[Recorded data]
* * *

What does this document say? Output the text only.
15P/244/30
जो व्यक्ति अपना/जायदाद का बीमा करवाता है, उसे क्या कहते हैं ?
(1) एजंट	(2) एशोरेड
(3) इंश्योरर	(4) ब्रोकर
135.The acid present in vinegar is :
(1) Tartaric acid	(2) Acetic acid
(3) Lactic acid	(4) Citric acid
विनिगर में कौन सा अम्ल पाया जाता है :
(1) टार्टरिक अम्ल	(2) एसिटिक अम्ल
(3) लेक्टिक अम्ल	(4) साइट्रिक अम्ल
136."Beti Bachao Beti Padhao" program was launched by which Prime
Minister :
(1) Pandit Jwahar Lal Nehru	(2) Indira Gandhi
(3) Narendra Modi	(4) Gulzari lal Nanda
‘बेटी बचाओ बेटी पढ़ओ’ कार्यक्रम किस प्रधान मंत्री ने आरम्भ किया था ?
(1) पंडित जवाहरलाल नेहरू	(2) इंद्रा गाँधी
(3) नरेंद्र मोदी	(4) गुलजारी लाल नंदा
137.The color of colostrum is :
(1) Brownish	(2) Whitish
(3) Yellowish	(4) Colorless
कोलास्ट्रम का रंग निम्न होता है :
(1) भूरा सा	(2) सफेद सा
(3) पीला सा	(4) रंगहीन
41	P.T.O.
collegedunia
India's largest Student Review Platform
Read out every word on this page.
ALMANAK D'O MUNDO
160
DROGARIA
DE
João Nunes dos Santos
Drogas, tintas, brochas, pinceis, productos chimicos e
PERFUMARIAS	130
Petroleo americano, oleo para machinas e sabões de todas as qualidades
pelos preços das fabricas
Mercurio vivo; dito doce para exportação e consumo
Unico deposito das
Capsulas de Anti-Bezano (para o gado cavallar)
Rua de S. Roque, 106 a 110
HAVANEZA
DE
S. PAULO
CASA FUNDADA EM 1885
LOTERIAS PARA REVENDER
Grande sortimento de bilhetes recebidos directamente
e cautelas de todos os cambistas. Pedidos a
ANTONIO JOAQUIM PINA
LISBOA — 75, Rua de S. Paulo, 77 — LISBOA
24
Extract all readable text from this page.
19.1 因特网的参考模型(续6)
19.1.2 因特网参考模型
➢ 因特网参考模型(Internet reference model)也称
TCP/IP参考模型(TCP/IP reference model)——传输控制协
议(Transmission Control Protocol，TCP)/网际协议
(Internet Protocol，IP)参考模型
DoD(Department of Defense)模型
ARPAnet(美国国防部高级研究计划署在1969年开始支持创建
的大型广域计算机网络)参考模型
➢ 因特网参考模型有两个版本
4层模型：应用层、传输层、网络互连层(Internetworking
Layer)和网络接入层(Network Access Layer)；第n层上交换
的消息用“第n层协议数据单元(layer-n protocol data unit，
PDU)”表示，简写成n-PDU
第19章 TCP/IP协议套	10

* * *

**GOAL**: Identify and copy all lines with the word "page".

**SOLUTION FOR THIS PROBLEM**:
Read out every word on this page.
Extract all readable text from this page.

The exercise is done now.